• **Data extract**:
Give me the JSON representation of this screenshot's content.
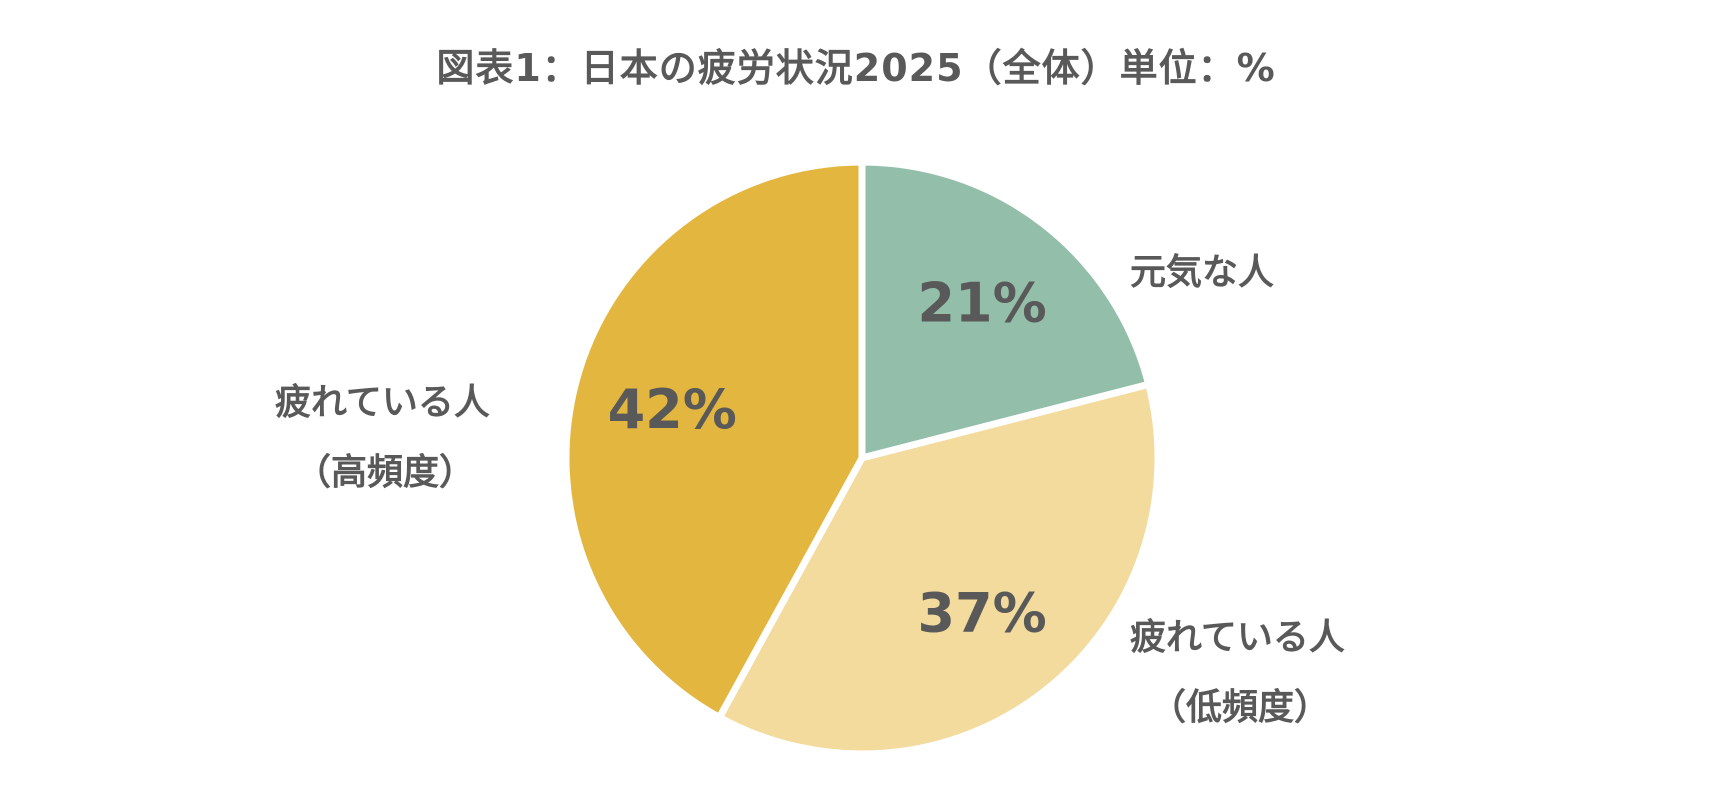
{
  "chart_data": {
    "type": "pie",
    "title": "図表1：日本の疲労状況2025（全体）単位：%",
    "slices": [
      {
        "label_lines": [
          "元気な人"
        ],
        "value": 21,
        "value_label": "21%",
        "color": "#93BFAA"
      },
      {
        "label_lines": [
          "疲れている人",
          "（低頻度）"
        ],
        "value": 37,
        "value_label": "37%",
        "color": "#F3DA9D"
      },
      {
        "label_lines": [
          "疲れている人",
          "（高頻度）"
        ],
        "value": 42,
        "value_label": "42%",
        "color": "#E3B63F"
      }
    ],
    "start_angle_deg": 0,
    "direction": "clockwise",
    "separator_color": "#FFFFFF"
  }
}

==

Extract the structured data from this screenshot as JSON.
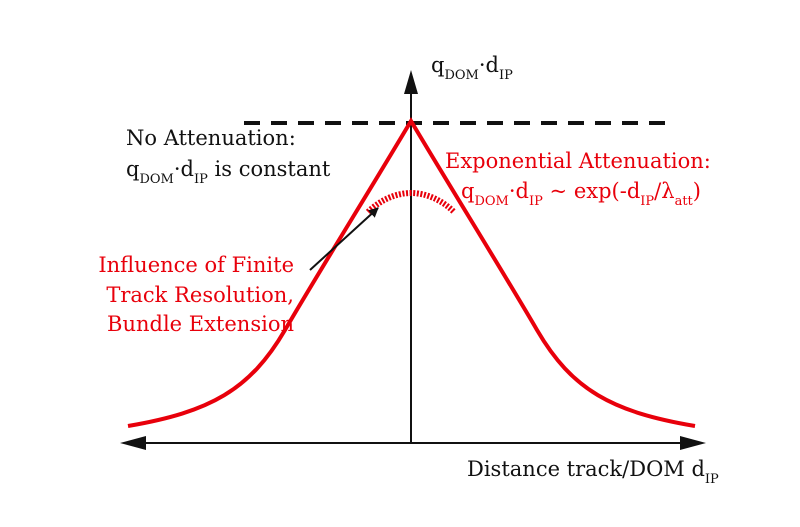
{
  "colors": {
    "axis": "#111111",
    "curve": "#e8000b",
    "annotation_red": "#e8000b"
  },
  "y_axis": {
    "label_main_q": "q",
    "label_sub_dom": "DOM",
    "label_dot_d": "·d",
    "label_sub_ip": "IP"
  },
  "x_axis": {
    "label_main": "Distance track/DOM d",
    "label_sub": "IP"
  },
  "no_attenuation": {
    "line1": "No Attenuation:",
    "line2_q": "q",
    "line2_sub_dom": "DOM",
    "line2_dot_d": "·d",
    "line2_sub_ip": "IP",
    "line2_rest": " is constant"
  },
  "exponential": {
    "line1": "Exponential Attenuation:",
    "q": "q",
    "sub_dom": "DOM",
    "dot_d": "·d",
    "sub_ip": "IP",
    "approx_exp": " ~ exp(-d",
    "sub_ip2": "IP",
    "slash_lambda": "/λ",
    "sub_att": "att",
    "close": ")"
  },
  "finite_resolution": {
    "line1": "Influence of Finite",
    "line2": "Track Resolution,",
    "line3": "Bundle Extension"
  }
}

• **Stated problem**: Copy each line above that contains the word "screenshot".

• **Solution**:
Give me the JSON representation of this screenshot's content.
Extract the structured data from this screenshot as JSON.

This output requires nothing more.